Can you pull out each line of the data below that includes the word "description"?

**Collected data entries**:
-- Begin --

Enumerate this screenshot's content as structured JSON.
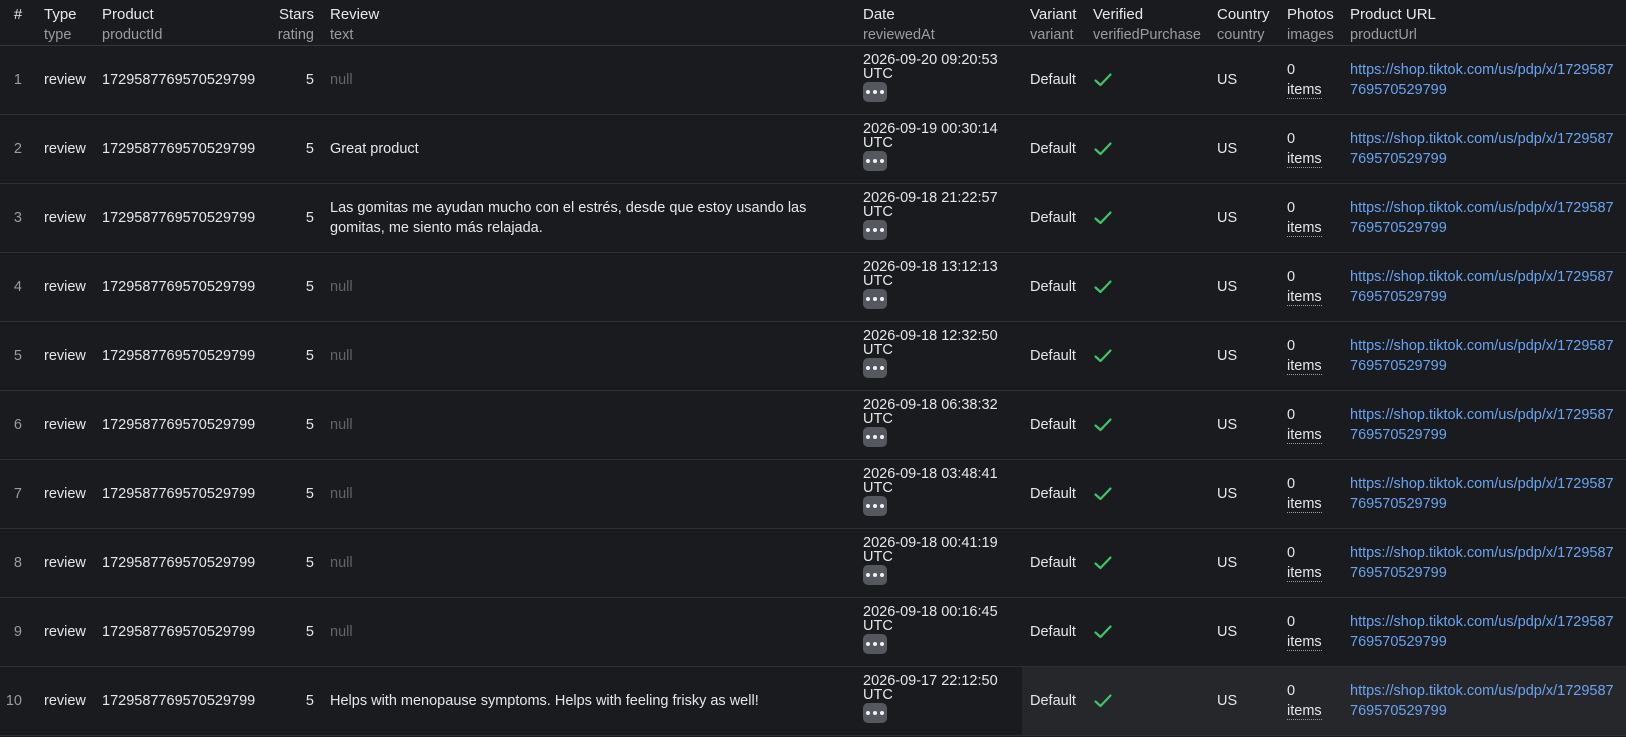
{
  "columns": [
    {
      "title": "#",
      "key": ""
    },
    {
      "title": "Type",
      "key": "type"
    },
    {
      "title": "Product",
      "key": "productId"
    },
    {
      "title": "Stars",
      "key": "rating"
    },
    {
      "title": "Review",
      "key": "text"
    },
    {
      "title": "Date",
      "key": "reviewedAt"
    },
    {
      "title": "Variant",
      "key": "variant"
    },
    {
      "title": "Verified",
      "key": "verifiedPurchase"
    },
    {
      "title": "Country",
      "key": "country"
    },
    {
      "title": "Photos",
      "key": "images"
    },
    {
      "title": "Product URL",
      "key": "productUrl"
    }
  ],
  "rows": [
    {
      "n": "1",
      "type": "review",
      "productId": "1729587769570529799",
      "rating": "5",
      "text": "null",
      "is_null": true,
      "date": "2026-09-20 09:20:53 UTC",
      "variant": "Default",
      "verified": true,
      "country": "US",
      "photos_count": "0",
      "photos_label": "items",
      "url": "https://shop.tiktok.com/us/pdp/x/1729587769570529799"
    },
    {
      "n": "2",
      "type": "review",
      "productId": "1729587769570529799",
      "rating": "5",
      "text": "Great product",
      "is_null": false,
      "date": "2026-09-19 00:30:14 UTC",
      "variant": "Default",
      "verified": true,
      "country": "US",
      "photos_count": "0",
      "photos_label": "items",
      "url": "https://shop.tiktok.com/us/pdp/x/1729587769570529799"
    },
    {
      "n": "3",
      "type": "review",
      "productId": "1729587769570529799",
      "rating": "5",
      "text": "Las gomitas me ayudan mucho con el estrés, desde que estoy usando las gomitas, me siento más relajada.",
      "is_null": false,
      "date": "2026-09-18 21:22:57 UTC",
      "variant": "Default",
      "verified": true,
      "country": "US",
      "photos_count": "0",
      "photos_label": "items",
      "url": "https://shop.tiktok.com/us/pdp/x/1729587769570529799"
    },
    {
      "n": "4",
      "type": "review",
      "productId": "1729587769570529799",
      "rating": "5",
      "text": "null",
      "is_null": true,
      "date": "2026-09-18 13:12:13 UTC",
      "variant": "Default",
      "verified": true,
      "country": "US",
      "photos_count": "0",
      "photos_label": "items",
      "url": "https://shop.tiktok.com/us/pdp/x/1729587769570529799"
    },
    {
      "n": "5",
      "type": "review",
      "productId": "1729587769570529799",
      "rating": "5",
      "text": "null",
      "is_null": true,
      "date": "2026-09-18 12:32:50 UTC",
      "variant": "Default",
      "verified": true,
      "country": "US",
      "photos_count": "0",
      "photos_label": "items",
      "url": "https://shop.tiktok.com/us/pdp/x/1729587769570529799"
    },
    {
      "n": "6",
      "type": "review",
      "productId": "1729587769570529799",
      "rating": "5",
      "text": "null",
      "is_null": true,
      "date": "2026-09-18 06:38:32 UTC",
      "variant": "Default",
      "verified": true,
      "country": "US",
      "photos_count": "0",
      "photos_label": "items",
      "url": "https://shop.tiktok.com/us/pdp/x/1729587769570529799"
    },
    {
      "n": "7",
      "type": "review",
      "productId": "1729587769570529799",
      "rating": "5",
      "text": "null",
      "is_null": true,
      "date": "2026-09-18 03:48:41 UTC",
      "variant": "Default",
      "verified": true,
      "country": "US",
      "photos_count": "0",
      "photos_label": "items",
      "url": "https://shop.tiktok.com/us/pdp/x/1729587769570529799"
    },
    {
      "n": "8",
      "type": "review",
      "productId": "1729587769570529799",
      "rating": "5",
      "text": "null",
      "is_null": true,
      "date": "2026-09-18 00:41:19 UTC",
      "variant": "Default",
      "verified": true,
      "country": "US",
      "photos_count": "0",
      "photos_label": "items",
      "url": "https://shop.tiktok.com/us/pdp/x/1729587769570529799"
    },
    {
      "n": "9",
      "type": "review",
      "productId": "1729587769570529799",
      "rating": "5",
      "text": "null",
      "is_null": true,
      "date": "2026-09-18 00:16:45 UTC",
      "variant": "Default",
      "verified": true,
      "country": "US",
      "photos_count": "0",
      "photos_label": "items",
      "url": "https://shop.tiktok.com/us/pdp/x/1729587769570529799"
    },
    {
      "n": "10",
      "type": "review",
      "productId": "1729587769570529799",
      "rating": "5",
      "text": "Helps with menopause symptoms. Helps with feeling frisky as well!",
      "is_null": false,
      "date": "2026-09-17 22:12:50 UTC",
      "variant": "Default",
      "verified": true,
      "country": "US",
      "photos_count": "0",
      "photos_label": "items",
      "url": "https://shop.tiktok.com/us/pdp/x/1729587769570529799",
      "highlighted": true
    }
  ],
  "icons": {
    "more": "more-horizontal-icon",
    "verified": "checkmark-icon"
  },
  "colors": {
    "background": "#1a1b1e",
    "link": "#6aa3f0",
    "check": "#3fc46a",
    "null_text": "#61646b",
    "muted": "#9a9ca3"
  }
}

-- End --
-- Begin --

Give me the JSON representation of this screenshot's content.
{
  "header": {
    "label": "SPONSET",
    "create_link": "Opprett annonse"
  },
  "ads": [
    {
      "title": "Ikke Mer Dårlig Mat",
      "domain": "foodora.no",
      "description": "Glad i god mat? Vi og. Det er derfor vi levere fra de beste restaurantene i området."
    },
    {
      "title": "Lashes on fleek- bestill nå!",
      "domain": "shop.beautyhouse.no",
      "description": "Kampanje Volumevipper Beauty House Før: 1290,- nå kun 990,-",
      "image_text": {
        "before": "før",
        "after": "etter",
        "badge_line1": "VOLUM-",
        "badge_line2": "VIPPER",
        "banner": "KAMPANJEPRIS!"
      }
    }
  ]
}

-- End --

**Expected output**:
      "description": "Glad i god mat? Vi og. Det er derfor vi levere fra de beste restaurantene i området."
      "description": "Kampanje Volumevipper Beauty House Før: 1290,- nå kun 990,-",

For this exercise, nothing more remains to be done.